WHAT THE TASK REQUIRES =
Copy the records below exactly, leaving out every picture.

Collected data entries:
━━━━━━━━━━━━━━━━━━━━━━━━━━━━━━

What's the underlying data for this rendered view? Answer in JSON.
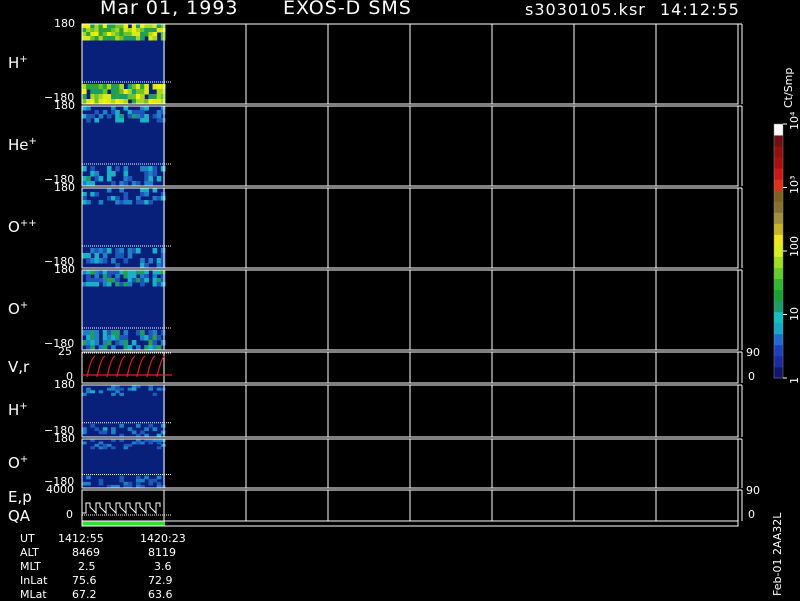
{
  "header": {
    "date": "Mar 01, 1993",
    "instrument": "EXOS-D SMS",
    "file": "s3030105.ksr",
    "time": "14:12:55"
  },
  "panels": [
    {
      "id": "h1",
      "label": "H",
      "sup": "+",
      "ytop": "180",
      "ybot": "−180"
    },
    {
      "id": "he",
      "label": "He",
      "sup": "+",
      "ytop": "180",
      "ybot": "−180"
    },
    {
      "id": "opp",
      "label": "O",
      "sup": "++",
      "ytop": "180",
      "ybot": "−180"
    },
    {
      "id": "o1",
      "label": "O",
      "sup": "+",
      "ytop": "180",
      "ybot": "−180"
    },
    {
      "id": "vr",
      "label": "V,r",
      "sup": "",
      "ytop": "25",
      "ybot": "0",
      "right_top": "90",
      "right_bot": "0"
    },
    {
      "id": "h2",
      "label": "H",
      "sup": "+",
      "ytop": "180",
      "ybot": "−180"
    },
    {
      "id": "o2",
      "label": "O",
      "sup": "+",
      "ytop": "180",
      "ybot": "−180"
    },
    {
      "id": "ep",
      "label": "E,p",
      "label2": "QA",
      "sup": "",
      "ytop": "4000",
      "ybot": "0",
      "right_top": "90",
      "right_bot": "0"
    }
  ],
  "colorbar": {
    "unit": "Ct/Smp",
    "tick_labels": [
      "1",
      "10",
      "100",
      "10³",
      "10⁴"
    ]
  },
  "info": {
    "rows": [
      {
        "label": "UT",
        "v1": "1412:55",
        "v2": "1420:23"
      },
      {
        "label": "ALT",
        "v1": "8469",
        "v2": "8119"
      },
      {
        "label": "MLT",
        "v1": "2.5",
        "v2": "3.6"
      },
      {
        "label": "InLat",
        "v1": "75.6",
        "v2": "72.9"
      },
      {
        "label": "MLat",
        "v1": "67.2",
        "v2": "63.6"
      }
    ]
  },
  "footer_tag": "Feb-01 2AA32L",
  "chart_data": {
    "type": "heatmap",
    "x": [
      "1412:55",
      "1420:23"
    ],
    "panels": [
      "H+",
      "He+",
      "O++",
      "O+",
      "V,r",
      "H+",
      "O+",
      "E,p QA"
    ],
    "angle_range": [
      -180,
      180
    ],
    "vr_range": [
      0,
      25
    ],
    "ep_range": [
      0,
      4000
    ],
    "colorbar_range": [
      1,
      10000
    ],
    "colorbar_scale": "log"
  }
}
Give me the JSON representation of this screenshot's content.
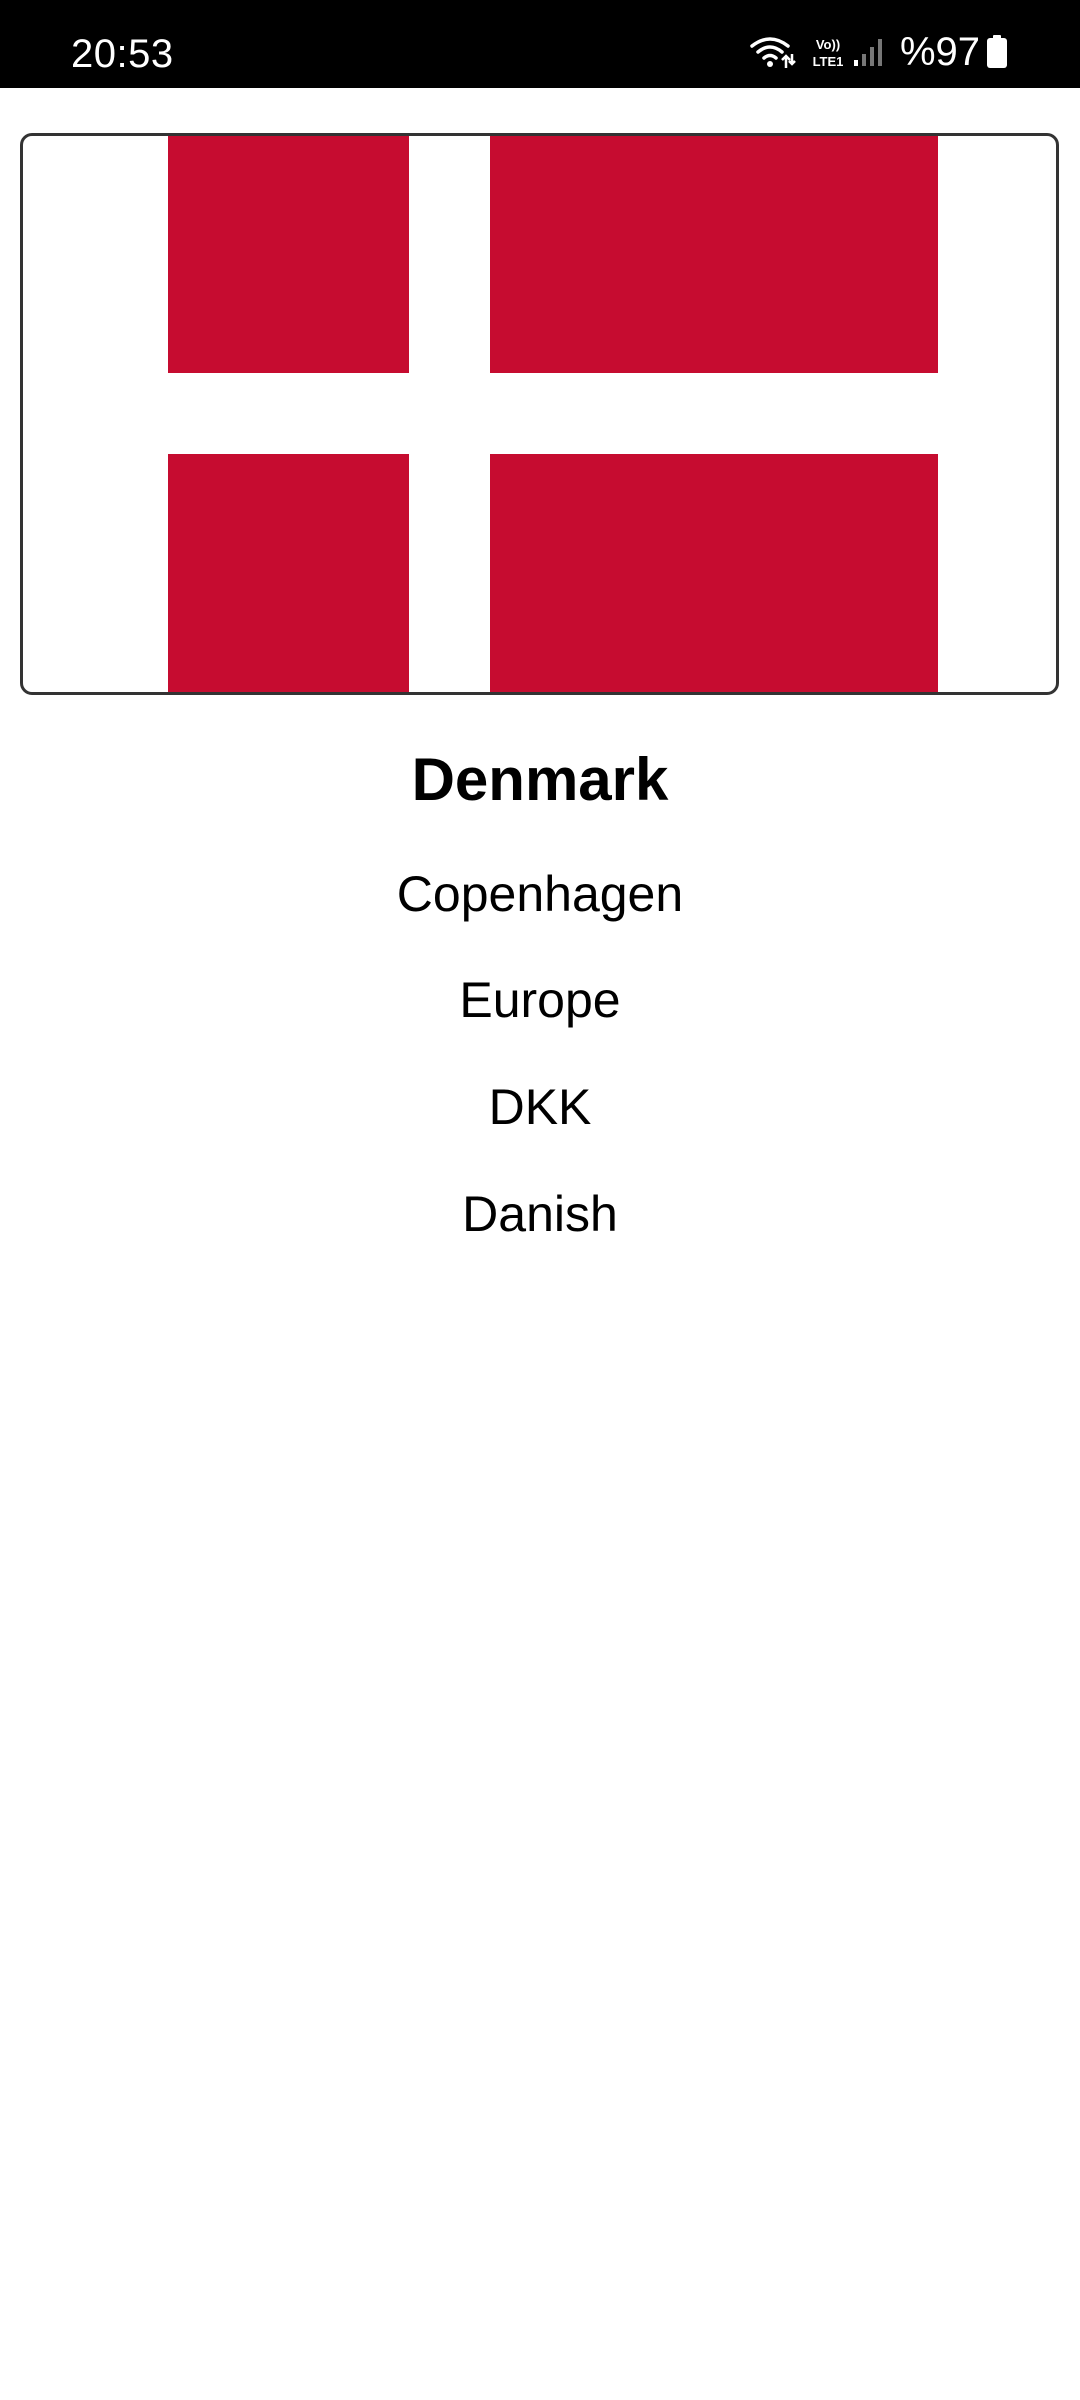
{
  "status_bar": {
    "time": "20:53",
    "network_label": "Vo)) LTE1",
    "battery": "%97",
    "icons": [
      "wifi-icon",
      "volte-lte-icon",
      "signal-icon",
      "battery-icon"
    ]
  },
  "flag": {
    "icon": "denmark-flag",
    "colors": {
      "red": "#C60C30",
      "cross": "#FFFFFF"
    }
  },
  "country": {
    "name": "Denmark",
    "capital": "Copenhagen",
    "region": "Europe",
    "currency": "DKK",
    "language": "Danish"
  }
}
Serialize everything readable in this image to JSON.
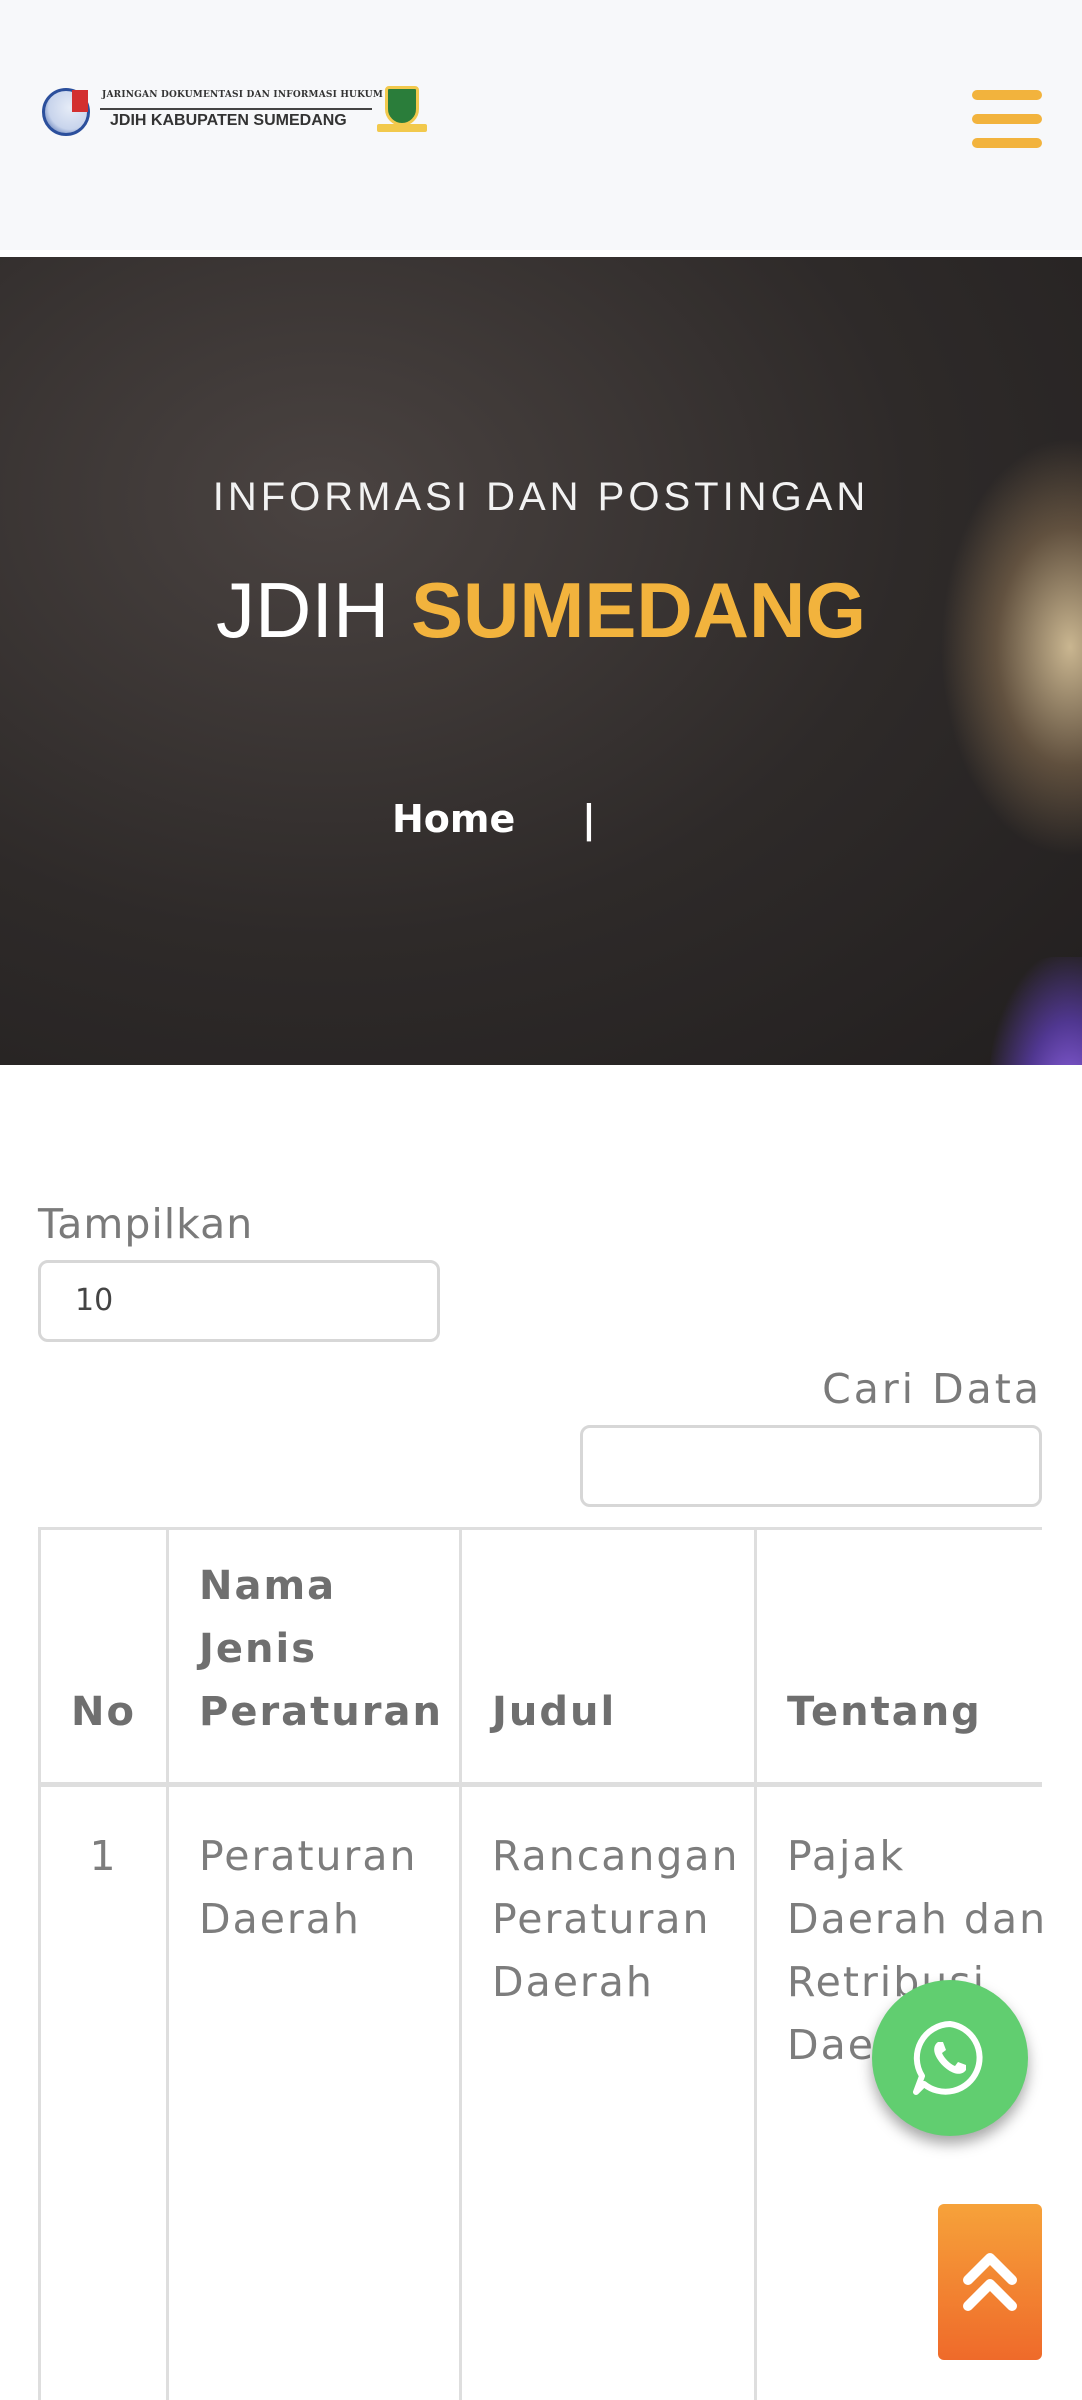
{
  "header": {
    "logo": {
      "small_text": "JARINGAN DOKUMENTASI DAN INFORMASI HUKUM",
      "big_text": "JDIH KABUPATEN SUMEDANG"
    },
    "menu_icon": "hamburger-menu-icon",
    "accent_color": "#f2b33d"
  },
  "hero": {
    "subtitle": "INFORMASI DAN POSTINGAN",
    "title_plain": "JDIH",
    "title_accent": "SUMEDANG",
    "breadcrumb": {
      "home": "Home",
      "separator": "|"
    }
  },
  "controls": {
    "show_label": "Tampilkan",
    "show_value": "10",
    "search_label": "Cari Data",
    "search_value": ""
  },
  "table": {
    "headers": [
      "No",
      "Nama Jenis Peraturan",
      "Judul",
      "Tentang"
    ],
    "rows": [
      [
        "1",
        "Peraturan Daerah",
        "Rancangan Peraturan Daerah",
        "Pajak Daerah dan Retribusi Daerah"
      ]
    ]
  },
  "floating": {
    "whatsapp_icon": "whatsapp-icon",
    "whatsapp_color": "#61ce70",
    "back_to_top_icon": "double-chevron-up-icon"
  }
}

━━━━━━━━━━━━━━━━━━━━━━━━━━━━━━

TASK SOLUTION =
What's the underlying data for this rendered view? Answer in JSON.
{
  "header": {
    "date": "Mar 01, 1993",
    "instrument": "EXOS-D SMS",
    "file": "s3030105.ksr",
    "time": "14:12:55"
  },
  "panels": [
    {
      "id": "h1",
      "label": "H",
      "sup": "+",
      "ytop": "180",
      "ybot": "−180"
    },
    {
      "id": "he",
      "label": "He",
      "sup": "+",
      "ytop": "180",
      "ybot": "−180"
    },
    {
      "id": "opp",
      "label": "O",
      "sup": "++",
      "ytop": "180",
      "ybot": "−180"
    },
    {
      "id": "o1",
      "label": "O",
      "sup": "+",
      "ytop": "180",
      "ybot": "−180"
    },
    {
      "id": "vr",
      "label": "V,r",
      "sup": "",
      "ytop": "25",
      "ybot": "0",
      "right_top": "90",
      "right_bot": "0"
    },
    {
      "id": "h2",
      "label": "H",
      "sup": "+",
      "ytop": "180",
      "ybot": "−180"
    },
    {
      "id": "o2",
      "label": "O",
      "sup": "+",
      "ytop": "180",
      "ybot": "−180"
    },
    {
      "id": "ep",
      "label": "E,p",
      "label2": "QA",
      "sup": "",
      "ytop": "4000",
      "ybot": "0",
      "right_top": "90",
      "right_bot": "0"
    }
  ],
  "colorbar": {
    "unit": "Ct/Smp",
    "tick_labels": [
      "1",
      "10",
      "100",
      "10³",
      "10⁴"
    ]
  },
  "info": {
    "rows": [
      {
        "label": "UT",
        "v1": "1412:55",
        "v2": "1420:23"
      },
      {
        "label": "ALT",
        "v1": "8469",
        "v2": "8119"
      },
      {
        "label": "MLT",
        "v1": "2.5",
        "v2": "3.6"
      },
      {
        "label": "InLat",
        "v1": "75.6",
        "v2": "72.9"
      },
      {
        "label": "MLat",
        "v1": "67.2",
        "v2": "63.6"
      }
    ]
  },
  "footer_tag": "Feb-01 2AA32L",
  "chart_data": {
    "type": "heatmap",
    "x": [
      "1412:55",
      "1420:23"
    ],
    "panels": [
      "H+",
      "He+",
      "O++",
      "O+",
      "V,r",
      "H+",
      "O+",
      "E,p QA"
    ],
    "angle_range": [
      -180,
      180
    ],
    "vr_range": [
      0,
      25
    ],
    "ep_range": [
      0,
      4000
    ],
    "colorbar_range": [
      1,
      10000
    ],
    "colorbar_scale": "log"
  }
}
Give me the JSON representation of this screenshot's content.
{
  "status_bar": {
    "time": "20:53",
    "network_label": "Vo)) LTE1",
    "battery": "%97",
    "icons": [
      "wifi-icon",
      "volte-lte-icon",
      "signal-icon",
      "battery-icon"
    ]
  },
  "flag": {
    "icon": "denmark-flag",
    "colors": {
      "red": "#C60C30",
      "cross": "#FFFFFF"
    }
  },
  "country": {
    "name": "Denmark",
    "capital": "Copenhagen",
    "region": "Europe",
    "currency": "DKK",
    "language": "Danish"
  }
}
Serialize everything readable in this image to JSON.
{
  "header": {
    "logo": {
      "small_text": "JARINGAN DOKUMENTASI DAN INFORMASI HUKUM",
      "big_text": "JDIH KABUPATEN SUMEDANG"
    },
    "menu_icon": "hamburger-menu-icon",
    "accent_color": "#f2b33d"
  },
  "hero": {
    "subtitle": "INFORMASI DAN POSTINGAN",
    "title_plain": "JDIH",
    "title_accent": "SUMEDANG",
    "breadcrumb": {
      "home": "Home",
      "separator": "|"
    }
  },
  "controls": {
    "show_label": "Tampilkan",
    "show_value": "10",
    "search_label": "Cari Data",
    "search_value": ""
  },
  "table": {
    "headers": [
      "No",
      "Nama Jenis Peraturan",
      "Judul",
      "Tentang"
    ],
    "rows": [
      [
        "1",
        "Peraturan Daerah",
        "Rancangan Peraturan Daerah",
        "Pajak Daerah dan Retribusi Daerah"
      ]
    ]
  },
  "floating": {
    "whatsapp_icon": "whatsapp-icon",
    "whatsapp_color": "#61ce70",
    "back_to_top_icon": "double-chevron-up-icon"
  }
}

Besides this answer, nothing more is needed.